### Aim
Copy out all the lines exactly. Omit pictures.

___

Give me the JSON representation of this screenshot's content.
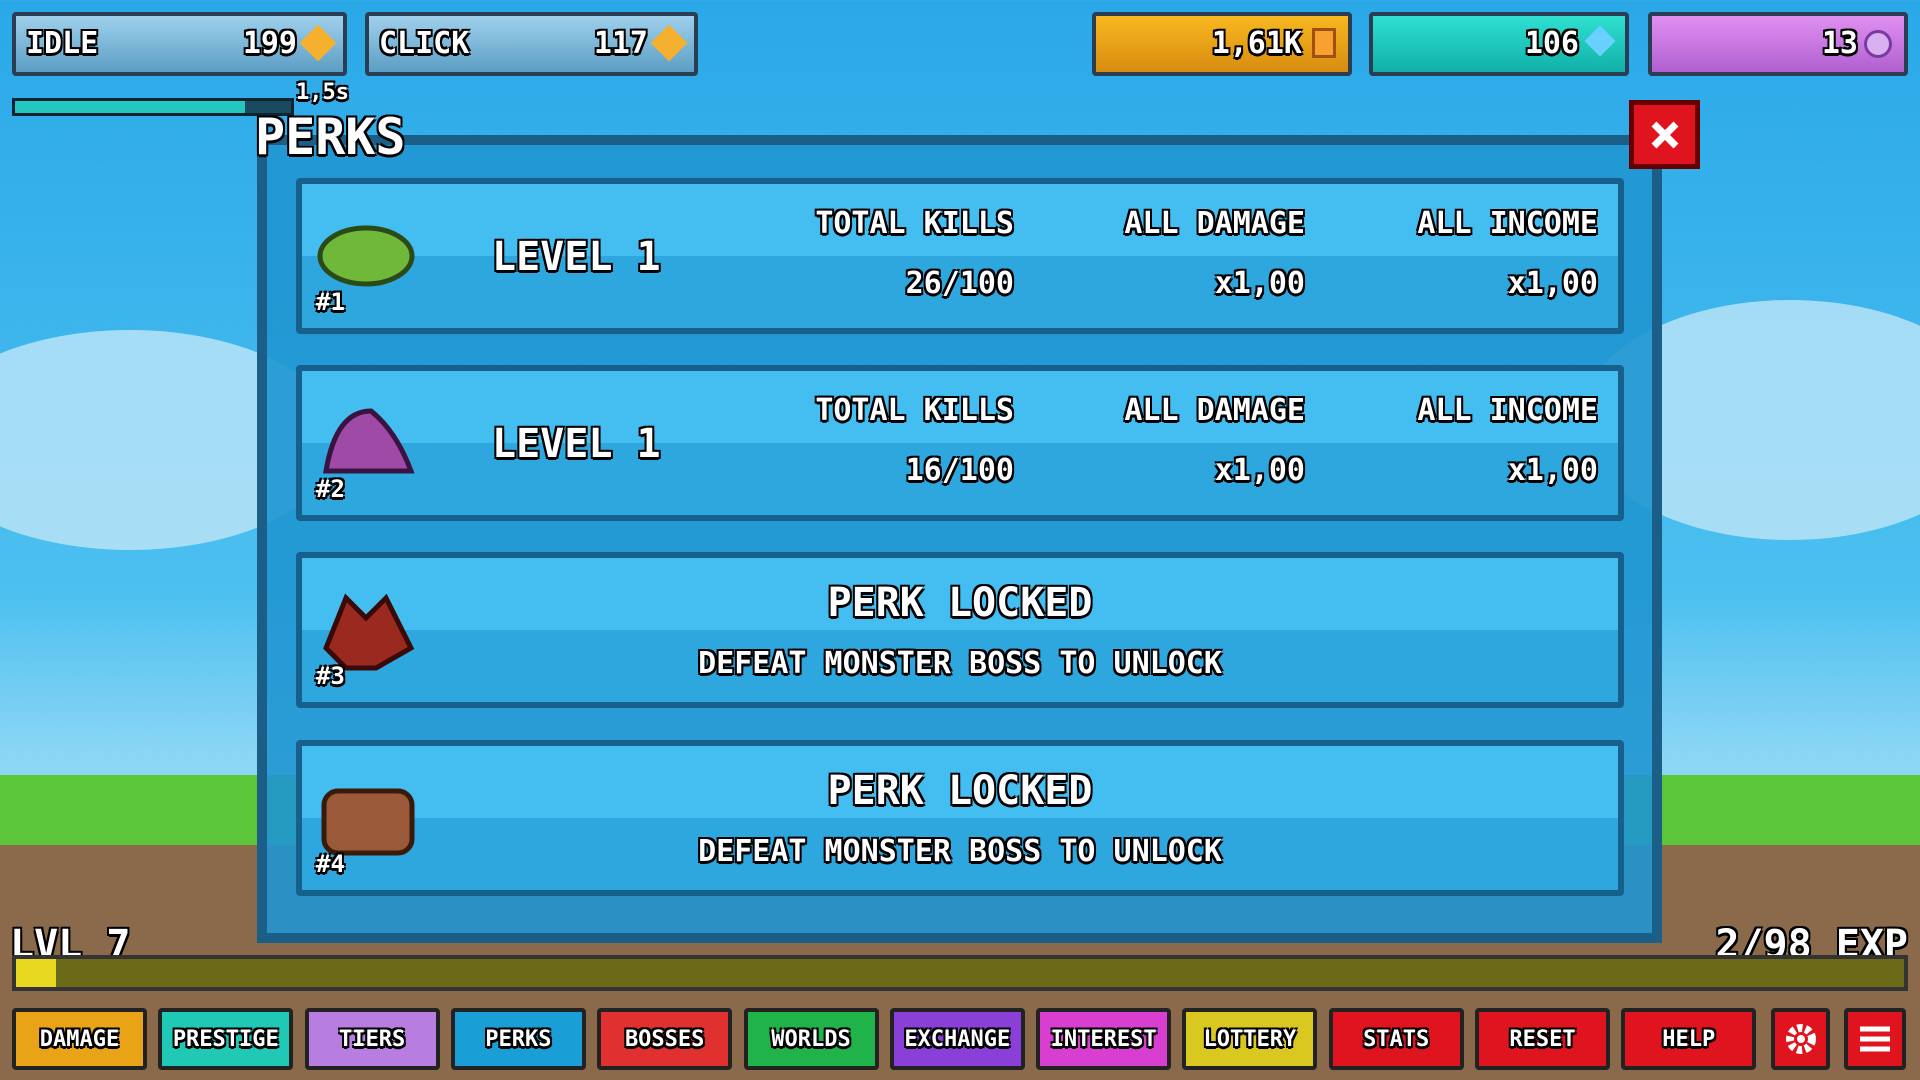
{
  "top_bar": {
    "idle": {
      "label": "IDLE",
      "value": "199"
    },
    "click": {
      "label": "CLICK",
      "value": "117"
    },
    "timer": "1,5s",
    "currencies": [
      "1,61K",
      "106",
      "13"
    ]
  },
  "panel": {
    "title": "PERKS",
    "perks": [
      {
        "number": "#1",
        "level": "LEVEL 1",
        "headers": [
          "TOTAL KILLS",
          "ALL DAMAGE",
          "ALL INCOME"
        ],
        "values": [
          "26/100",
          "x1,00",
          "x1,00"
        ]
      },
      {
        "number": "#2",
        "level": "LEVEL 1",
        "headers": [
          "TOTAL KILLS",
          "ALL DAMAGE",
          "ALL INCOME"
        ],
        "values": [
          "16/100",
          "x1,00",
          "x1,00"
        ]
      },
      {
        "number": "#3",
        "title": "PERK LOCKED",
        "subtitle": "DEFEAT MONSTER BOSS TO UNLOCK"
      },
      {
        "number": "#4",
        "title": "PERK LOCKED",
        "subtitle": "DEFEAT MONSTER BOSS TO UNLOCK"
      }
    ]
  },
  "footer": {
    "level": "LVL 7",
    "exp": "2/98 EXP",
    "buttons": [
      "DAMAGE",
      "PRESTIGE",
      "TIERS",
      "PERKS",
      "BOSSES",
      "WORLDS",
      "EXCHANGE",
      "INTEREST",
      "LOTTERY",
      "STATS",
      "RESET",
      "HELP"
    ]
  }
}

___

### Solution for this exercise
Give me the JSON representation of this screenshot's content.
{
  "top_bar": {
    "idle": {
      "label": "IDLE",
      "value": "199"
    },
    "click": {
      "label": "CLICK",
      "value": "117"
    },
    "timer": "1,5s",
    "currencies": [
      "1,61K",
      "106",
      "13"
    ]
  },
  "panel": {
    "title": "PERKS",
    "perks": [
      {
        "number": "#1",
        "level": "LEVEL 1",
        "headers": [
          "TOTAL KILLS",
          "ALL DAMAGE",
          "ALL INCOME"
        ],
        "values": [
          "26/100",
          "x1,00",
          "x1,00"
        ]
      },
      {
        "number": "#2",
        "level": "LEVEL 1",
        "headers": [
          "TOTAL KILLS",
          "ALL DAMAGE",
          "ALL INCOME"
        ],
        "values": [
          "16/100",
          "x1,00",
          "x1,00"
        ]
      },
      {
        "number": "#3",
        "title": "PERK LOCKED",
        "subtitle": "DEFEAT MONSTER BOSS TO UNLOCK"
      },
      {
        "number": "#4",
        "title": "PERK LOCKED",
        "subtitle": "DEFEAT MONSTER BOSS TO UNLOCK"
      }
    ]
  },
  "footer": {
    "level": "LVL 7",
    "exp": "2/98 EXP",
    "buttons": [
      "DAMAGE",
      "PRESTIGE",
      "TIERS",
      "PERKS",
      "BOSSES",
      "WORLDS",
      "EXCHANGE",
      "INTEREST",
      "LOTTERY",
      "STATS",
      "RESET",
      "HELP"
    ]
  }
}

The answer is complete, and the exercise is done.